Scan the following material for the string "complex" and copy each line in which it appears.
## begin
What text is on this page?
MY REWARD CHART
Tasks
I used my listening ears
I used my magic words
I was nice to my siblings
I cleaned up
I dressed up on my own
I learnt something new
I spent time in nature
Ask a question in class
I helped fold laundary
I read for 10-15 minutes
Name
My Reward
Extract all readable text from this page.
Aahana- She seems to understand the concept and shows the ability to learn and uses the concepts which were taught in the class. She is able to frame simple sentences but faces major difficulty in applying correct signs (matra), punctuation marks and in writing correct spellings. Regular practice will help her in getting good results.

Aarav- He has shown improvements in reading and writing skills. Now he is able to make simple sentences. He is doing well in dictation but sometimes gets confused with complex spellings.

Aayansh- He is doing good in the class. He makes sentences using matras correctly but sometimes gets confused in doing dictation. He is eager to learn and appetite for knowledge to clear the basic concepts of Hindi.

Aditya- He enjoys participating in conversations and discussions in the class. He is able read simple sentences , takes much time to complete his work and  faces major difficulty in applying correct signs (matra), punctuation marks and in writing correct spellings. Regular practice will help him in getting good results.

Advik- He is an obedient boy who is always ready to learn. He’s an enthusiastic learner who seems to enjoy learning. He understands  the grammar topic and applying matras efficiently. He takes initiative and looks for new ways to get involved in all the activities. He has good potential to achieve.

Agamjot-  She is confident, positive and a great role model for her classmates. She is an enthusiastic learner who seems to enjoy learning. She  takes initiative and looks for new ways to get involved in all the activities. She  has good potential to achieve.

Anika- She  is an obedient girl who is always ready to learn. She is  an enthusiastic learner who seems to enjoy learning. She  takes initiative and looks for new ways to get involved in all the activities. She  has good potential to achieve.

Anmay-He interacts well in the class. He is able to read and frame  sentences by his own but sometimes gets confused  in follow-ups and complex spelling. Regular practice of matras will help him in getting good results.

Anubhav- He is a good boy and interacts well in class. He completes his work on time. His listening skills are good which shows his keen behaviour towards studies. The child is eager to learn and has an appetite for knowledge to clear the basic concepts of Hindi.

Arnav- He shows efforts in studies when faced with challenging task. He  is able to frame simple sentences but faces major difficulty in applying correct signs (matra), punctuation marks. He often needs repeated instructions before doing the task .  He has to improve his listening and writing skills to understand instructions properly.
## end
Solution to this exercise:
Aarav- He has shown improvements in reading and writing skills. Now he is able to make simple sentences. He is doing well in dictation but sometimes gets confused with complex spellings.
Anmay-He interacts well in the class. He is able to read and frame  sentences by his own but sometimes gets confused  in follow-ups and complex spelling. Regular practice of matras will help him in getting good results.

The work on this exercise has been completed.